• [Your instructions]: Review the lines that follow and copy each one that contains the word "Header".

• [Records for this task]:
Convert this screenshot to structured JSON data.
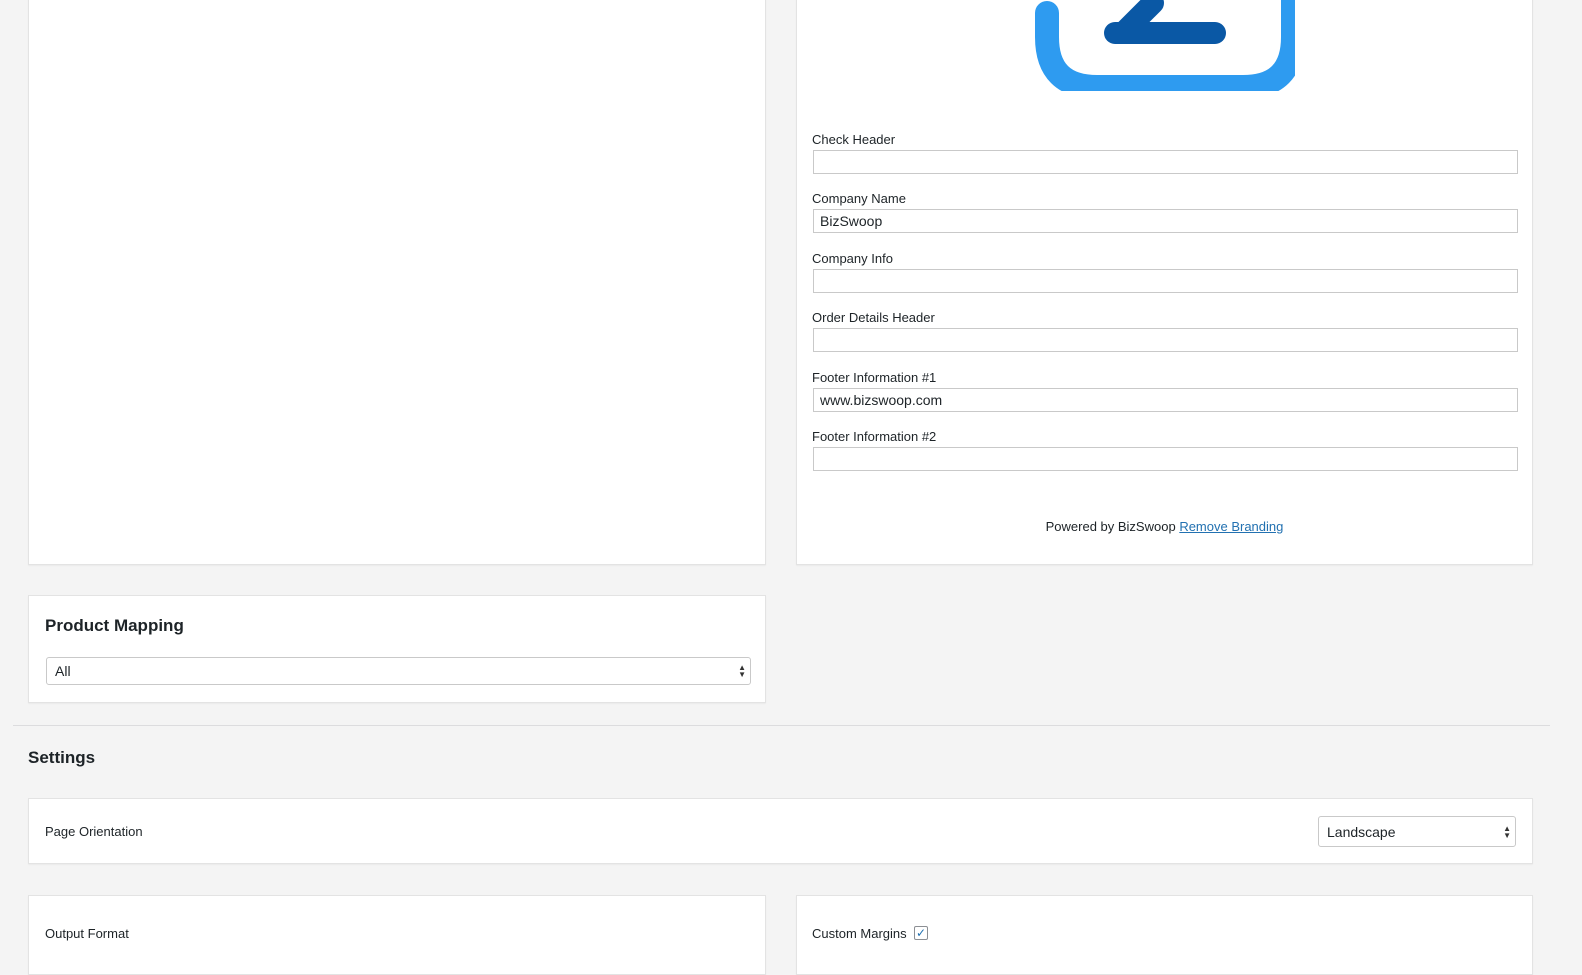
{
  "branding_panel": {
    "fields": [
      {
        "label": "Check Header",
        "value": ""
      },
      {
        "label": "Company Name",
        "value": "BizSwoop"
      },
      {
        "label": "Company Info",
        "value": ""
      },
      {
        "label": "Order Details Header",
        "value": ""
      },
      {
        "label": "Footer Information #1",
        "value": "www.bizswoop.com"
      },
      {
        "label": "Footer Information #2",
        "value": ""
      }
    ],
    "powered_by": "Powered by BizSwoop",
    "remove_branding_link": "Remove Branding",
    "logo_colors": {
      "outer": "#2e9bf0",
      "inner": "#0a58a5"
    }
  },
  "product_mapping": {
    "title": "Product Mapping",
    "selected": "All"
  },
  "settings": {
    "title": "Settings",
    "page_orientation_label": "Page Orientation",
    "page_orientation_value": "Landscape",
    "output_format_label": "Output Format",
    "custom_margins_label": "Custom Margins",
    "custom_margins_checked": true
  },
  "colors": {
    "accent": "#2271b1",
    "background": "#f4f4f4"
  }
}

• [The reply]:
        "label": "Check Header",
        "label": "Order Details Header",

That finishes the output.